What you will do: Look for "Parse this screenshot: output" in the listing below, then copy exactly the line it appears in and all lines after it to the end, and nothing more.

Record list:
________
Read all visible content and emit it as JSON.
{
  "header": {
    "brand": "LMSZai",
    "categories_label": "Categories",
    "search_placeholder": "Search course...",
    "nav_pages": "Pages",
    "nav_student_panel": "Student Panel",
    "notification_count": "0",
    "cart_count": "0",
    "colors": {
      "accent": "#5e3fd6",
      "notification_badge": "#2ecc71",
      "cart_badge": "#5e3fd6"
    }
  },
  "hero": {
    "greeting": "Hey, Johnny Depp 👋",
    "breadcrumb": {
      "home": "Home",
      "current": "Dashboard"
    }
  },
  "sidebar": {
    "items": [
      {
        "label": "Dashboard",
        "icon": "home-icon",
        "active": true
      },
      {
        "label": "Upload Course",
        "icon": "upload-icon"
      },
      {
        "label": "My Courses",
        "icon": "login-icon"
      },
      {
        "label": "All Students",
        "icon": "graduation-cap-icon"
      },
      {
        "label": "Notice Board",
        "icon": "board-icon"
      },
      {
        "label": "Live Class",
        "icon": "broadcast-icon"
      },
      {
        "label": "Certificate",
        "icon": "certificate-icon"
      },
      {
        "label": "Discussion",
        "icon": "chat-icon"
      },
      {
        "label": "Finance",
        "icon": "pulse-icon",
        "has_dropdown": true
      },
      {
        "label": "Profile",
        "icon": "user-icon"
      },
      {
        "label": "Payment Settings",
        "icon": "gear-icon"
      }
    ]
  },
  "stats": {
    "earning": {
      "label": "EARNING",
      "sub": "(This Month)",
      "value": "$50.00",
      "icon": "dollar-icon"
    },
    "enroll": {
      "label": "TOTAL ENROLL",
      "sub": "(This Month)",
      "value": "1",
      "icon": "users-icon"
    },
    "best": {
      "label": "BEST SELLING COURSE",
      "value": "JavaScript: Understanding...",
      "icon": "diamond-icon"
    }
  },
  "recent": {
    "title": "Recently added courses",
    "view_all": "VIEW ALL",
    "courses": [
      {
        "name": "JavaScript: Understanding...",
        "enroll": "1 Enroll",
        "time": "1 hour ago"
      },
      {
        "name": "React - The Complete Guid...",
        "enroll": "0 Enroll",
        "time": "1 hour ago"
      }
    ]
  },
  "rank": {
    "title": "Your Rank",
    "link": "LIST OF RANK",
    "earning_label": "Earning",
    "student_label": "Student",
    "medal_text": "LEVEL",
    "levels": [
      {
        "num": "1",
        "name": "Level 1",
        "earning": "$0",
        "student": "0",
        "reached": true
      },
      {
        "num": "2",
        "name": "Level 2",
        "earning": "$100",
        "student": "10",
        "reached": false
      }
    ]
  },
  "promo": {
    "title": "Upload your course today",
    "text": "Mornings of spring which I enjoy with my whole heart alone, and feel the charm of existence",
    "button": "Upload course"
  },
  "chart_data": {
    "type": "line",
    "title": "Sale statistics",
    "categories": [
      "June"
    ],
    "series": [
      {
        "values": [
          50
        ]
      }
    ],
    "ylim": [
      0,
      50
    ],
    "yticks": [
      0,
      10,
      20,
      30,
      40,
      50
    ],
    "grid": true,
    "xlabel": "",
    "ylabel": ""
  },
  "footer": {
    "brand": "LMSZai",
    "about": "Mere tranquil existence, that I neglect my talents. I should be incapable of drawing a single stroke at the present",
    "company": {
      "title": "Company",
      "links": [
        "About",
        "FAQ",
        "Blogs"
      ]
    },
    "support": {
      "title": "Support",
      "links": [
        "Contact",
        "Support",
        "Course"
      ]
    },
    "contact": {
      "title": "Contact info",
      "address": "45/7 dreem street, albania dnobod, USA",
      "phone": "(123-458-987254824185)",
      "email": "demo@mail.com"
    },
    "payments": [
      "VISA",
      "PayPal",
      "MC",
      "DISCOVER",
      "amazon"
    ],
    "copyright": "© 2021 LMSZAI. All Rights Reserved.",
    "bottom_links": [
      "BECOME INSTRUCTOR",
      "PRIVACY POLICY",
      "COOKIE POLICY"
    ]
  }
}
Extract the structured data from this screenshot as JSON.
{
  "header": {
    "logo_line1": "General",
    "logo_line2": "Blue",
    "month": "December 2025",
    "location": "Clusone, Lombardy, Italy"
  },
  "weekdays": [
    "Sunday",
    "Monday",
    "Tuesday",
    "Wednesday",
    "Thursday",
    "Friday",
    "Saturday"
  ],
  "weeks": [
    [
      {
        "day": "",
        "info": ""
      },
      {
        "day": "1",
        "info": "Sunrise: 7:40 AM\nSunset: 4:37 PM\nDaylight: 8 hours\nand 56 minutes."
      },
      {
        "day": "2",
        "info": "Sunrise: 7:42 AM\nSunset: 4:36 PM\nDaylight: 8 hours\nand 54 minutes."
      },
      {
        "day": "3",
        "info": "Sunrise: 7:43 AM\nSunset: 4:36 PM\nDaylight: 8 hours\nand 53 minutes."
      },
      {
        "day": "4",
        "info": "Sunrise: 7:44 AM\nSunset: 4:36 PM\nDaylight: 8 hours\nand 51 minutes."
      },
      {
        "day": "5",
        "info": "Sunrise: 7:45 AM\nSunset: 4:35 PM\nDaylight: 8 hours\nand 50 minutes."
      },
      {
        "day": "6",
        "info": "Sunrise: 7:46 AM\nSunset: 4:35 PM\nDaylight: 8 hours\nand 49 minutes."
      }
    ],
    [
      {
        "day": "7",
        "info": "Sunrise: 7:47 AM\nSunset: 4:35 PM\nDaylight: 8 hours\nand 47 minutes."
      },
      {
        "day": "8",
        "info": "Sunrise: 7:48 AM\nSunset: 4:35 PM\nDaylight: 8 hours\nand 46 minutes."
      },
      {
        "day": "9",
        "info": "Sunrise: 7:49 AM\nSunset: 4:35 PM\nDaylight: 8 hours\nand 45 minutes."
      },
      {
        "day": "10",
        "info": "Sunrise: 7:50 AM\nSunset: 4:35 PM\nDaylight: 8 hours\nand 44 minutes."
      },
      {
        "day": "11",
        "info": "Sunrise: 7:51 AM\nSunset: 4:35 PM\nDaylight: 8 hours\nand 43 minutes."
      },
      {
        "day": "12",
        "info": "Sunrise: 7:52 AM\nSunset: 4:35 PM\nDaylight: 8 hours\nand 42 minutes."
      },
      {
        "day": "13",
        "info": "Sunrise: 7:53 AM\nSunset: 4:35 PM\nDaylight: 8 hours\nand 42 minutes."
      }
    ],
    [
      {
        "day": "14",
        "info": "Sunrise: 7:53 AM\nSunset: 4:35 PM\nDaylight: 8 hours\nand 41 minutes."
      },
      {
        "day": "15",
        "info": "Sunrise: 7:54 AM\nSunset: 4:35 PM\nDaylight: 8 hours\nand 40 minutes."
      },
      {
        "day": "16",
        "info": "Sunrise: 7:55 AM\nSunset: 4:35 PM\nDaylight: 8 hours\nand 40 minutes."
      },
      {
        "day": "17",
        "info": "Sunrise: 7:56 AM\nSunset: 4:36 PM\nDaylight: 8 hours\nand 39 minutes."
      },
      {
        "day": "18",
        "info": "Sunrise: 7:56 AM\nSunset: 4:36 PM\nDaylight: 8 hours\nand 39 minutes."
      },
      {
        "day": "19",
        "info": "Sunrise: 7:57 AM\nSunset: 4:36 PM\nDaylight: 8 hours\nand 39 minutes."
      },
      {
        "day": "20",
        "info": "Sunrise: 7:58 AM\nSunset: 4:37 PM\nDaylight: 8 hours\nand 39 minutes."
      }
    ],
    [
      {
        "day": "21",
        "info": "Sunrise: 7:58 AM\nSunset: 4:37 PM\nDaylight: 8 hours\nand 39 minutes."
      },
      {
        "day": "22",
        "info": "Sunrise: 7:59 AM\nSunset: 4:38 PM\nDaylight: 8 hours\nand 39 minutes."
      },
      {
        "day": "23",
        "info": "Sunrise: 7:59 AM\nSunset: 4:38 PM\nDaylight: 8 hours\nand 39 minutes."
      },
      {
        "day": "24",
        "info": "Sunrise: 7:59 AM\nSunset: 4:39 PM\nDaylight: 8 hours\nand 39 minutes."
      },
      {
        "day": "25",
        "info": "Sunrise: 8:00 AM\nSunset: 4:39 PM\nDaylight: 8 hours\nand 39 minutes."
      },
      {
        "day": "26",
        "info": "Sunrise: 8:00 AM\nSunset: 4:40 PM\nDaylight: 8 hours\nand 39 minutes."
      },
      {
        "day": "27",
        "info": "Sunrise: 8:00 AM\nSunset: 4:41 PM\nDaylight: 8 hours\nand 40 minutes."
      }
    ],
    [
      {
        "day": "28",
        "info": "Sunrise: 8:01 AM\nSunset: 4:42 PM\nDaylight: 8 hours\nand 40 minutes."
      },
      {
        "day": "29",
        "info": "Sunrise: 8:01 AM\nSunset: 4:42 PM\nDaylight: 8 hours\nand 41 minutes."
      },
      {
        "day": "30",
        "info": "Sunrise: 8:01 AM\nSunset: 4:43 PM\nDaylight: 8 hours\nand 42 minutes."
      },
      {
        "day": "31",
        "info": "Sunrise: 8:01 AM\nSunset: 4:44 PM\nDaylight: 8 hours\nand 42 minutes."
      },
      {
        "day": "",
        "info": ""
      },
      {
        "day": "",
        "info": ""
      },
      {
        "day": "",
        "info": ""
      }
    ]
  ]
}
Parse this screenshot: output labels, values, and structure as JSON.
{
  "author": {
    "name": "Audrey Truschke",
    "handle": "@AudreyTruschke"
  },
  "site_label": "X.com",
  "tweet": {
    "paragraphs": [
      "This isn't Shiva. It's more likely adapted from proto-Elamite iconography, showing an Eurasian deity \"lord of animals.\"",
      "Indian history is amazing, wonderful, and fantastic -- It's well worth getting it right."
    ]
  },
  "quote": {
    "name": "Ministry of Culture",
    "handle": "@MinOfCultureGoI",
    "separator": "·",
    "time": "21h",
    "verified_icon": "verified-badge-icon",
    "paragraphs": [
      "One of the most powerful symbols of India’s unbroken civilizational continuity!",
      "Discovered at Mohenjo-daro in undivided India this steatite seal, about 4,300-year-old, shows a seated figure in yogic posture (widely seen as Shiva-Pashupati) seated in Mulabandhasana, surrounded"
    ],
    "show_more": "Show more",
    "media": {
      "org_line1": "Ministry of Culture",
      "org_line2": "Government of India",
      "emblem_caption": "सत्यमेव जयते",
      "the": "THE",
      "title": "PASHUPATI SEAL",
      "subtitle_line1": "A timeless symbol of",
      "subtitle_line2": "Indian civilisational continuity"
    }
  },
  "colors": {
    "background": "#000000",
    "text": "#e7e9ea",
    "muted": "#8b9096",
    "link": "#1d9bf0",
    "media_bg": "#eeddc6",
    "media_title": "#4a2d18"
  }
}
________
Task output:
Parse this screenshot: output labels, values, and structure as JSON.
{
  "author": {
    "name": "Audrey Truschke",
    "handle": "@AudreyTruschke"
  },
  "site_label": "X.com",
  "tweet": {
    "paragraphs": [
      "This isn't Shiva. It's more likely adapted from proto-Elamite iconography, showing an Eurasian deity \"lord of animals.\"",
      "Indian history is amazing, wonderful, and fantastic -- It's well worth getting it right."
    ]
  },
  "quote": {
    "name": "Ministry of Culture",
    "handle": "@MinOfCultureGoI",
    "separator": "·",
    "time": "21h",
    "verified_icon": "verified-badge-icon",
    "paragraphs": [
      "One of the most powerful symbols of India’s unbroken civilizational continuity!",
      "Discovered at Mohenjo-daro in undivided India this steatite seal, about 4,300-year-old, shows a seated figure in yogic posture (widely seen as Shiva-Pashupati) seated in Mulabandhasana, surrounded"
    ],
    "show_more": "Show more",
    "media": {
      "org_line1": "Ministry of Culture",
      "org_line2": "Government of India",
      "emblem_caption": "सत्यमेव जयते",
      "the": "THE",
      "title": "PASHUPATI SEAL",
      "subtitle_line1": "A timeless symbol of",
      "subtitle_line2": "Indian civilisational continuity"
    }
  },
  "colors": {
    "background": "#000000",
    "text": "#e7e9ea",
    "muted": "#8b9096",
    "link": "#1d9bf0",
    "media_bg": "#eeddc6",
    "media_title": "#4a2d18"
  }
}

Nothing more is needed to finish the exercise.